## Stated goal
Your task is to output the data exactly as it stands.

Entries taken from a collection
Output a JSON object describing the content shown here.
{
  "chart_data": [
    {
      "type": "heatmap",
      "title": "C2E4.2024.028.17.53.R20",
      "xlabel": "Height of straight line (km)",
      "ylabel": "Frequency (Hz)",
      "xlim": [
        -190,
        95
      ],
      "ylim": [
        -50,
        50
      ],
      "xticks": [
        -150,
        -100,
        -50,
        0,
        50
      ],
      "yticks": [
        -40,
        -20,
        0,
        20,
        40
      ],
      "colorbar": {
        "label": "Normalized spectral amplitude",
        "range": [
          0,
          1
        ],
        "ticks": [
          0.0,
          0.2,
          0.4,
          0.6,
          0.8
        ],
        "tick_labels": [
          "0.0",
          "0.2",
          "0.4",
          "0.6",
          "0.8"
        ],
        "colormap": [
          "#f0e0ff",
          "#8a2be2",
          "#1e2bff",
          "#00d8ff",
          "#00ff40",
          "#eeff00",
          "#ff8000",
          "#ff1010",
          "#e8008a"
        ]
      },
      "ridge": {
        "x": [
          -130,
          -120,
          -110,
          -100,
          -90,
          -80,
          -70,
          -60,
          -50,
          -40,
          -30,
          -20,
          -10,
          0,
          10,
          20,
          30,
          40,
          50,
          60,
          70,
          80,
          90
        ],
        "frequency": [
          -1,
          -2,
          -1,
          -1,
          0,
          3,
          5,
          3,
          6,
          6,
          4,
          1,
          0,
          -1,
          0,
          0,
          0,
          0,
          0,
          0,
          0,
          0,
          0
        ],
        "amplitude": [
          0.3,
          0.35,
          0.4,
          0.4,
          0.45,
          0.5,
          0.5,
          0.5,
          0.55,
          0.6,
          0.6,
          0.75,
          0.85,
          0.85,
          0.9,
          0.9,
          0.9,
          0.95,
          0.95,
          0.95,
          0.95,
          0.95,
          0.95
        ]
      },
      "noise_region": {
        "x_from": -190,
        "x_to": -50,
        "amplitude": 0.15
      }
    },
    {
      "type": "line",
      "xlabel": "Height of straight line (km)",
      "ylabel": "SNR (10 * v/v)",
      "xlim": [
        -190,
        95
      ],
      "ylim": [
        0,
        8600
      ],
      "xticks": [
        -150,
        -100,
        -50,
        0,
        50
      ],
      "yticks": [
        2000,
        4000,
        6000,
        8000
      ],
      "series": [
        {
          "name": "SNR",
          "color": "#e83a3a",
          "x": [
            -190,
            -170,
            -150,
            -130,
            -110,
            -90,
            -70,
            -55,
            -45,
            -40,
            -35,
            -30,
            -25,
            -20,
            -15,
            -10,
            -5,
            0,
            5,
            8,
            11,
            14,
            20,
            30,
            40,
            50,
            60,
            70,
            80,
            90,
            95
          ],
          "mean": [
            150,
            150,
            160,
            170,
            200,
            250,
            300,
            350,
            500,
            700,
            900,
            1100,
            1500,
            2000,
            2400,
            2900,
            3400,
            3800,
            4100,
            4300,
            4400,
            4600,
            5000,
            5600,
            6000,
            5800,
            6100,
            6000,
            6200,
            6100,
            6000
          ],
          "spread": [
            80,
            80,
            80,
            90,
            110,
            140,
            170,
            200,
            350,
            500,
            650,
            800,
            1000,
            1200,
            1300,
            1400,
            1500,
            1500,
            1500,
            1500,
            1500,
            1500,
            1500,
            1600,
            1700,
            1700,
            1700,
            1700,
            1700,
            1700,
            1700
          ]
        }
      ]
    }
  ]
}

## Exercise solution
Output a JSON object describing the content shown here.
{
  "chart_data": [
    {
      "type": "heatmap",
      "title": "C2E4.2024.028.17.53.R20",
      "xlabel": "Height of straight line (km)",
      "ylabel": "Frequency (Hz)",
      "xlim": [
        -190,
        95
      ],
      "ylim": [
        -50,
        50
      ],
      "xticks": [
        -150,
        -100,
        -50,
        0,
        50
      ],
      "yticks": [
        -40,
        -20,
        0,
        20,
        40
      ],
      "colorbar": {
        "label": "Normalized spectral amplitude",
        "range": [
          0,
          1
        ],
        "ticks": [
          0.0,
          0.2,
          0.4,
          0.6,
          0.8
        ],
        "tick_labels": [
          "0.0",
          "0.2",
          "0.4",
          "0.6",
          "0.8"
        ],
        "colormap": [
          "#f0e0ff",
          "#8a2be2",
          "#1e2bff",
          "#00d8ff",
          "#00ff40",
          "#eeff00",
          "#ff8000",
          "#ff1010",
          "#e8008a"
        ]
      },
      "ridge": {
        "x": [
          -130,
          -120,
          -110,
          -100,
          -90,
          -80,
          -70,
          -60,
          -50,
          -40,
          -30,
          -20,
          -10,
          0,
          10,
          20,
          30,
          40,
          50,
          60,
          70,
          80,
          90
        ],
        "frequency": [
          -1,
          -2,
          -1,
          -1,
          0,
          3,
          5,
          3,
          6,
          6,
          4,
          1,
          0,
          -1,
          0,
          0,
          0,
          0,
          0,
          0,
          0,
          0,
          0
        ],
        "amplitude": [
          0.3,
          0.35,
          0.4,
          0.4,
          0.45,
          0.5,
          0.5,
          0.5,
          0.55,
          0.6,
          0.6,
          0.75,
          0.85,
          0.85,
          0.9,
          0.9,
          0.9,
          0.95,
          0.95,
          0.95,
          0.95,
          0.95,
          0.95
        ]
      },
      "noise_region": {
        "x_from": -190,
        "x_to": -50,
        "amplitude": 0.15
      }
    },
    {
      "type": "line",
      "xlabel": "Height of straight line (km)",
      "ylabel": "SNR (10 * v/v)",
      "xlim": [
        -190,
        95
      ],
      "ylim": [
        0,
        8600
      ],
      "xticks": [
        -150,
        -100,
        -50,
        0,
        50
      ],
      "yticks": [
        2000,
        4000,
        6000,
        8000
      ],
      "series": [
        {
          "name": "SNR",
          "color": "#e83a3a",
          "x": [
            -190,
            -170,
            -150,
            -130,
            -110,
            -90,
            -70,
            -55,
            -45,
            -40,
            -35,
            -30,
            -25,
            -20,
            -15,
            -10,
            -5,
            0,
            5,
            8,
            11,
            14,
            20,
            30,
            40,
            50,
            60,
            70,
            80,
            90,
            95
          ],
          "mean": [
            150,
            150,
            160,
            170,
            200,
            250,
            300,
            350,
            500,
            700,
            900,
            1100,
            1500,
            2000,
            2400,
            2900,
            3400,
            3800,
            4100,
            4300,
            4400,
            4600,
            5000,
            5600,
            6000,
            5800,
            6100,
            6000,
            6200,
            6100,
            6000
          ],
          "spread": [
            80,
            80,
            80,
            90,
            110,
            140,
            170,
            200,
            350,
            500,
            650,
            800,
            1000,
            1200,
            1300,
            1400,
            1500,
            1500,
            1500,
            1500,
            1500,
            1500,
            1500,
            1600,
            1700,
            1700,
            1700,
            1700,
            1700,
            1700,
            1700
          ]
        }
      ]
    }
  ]
}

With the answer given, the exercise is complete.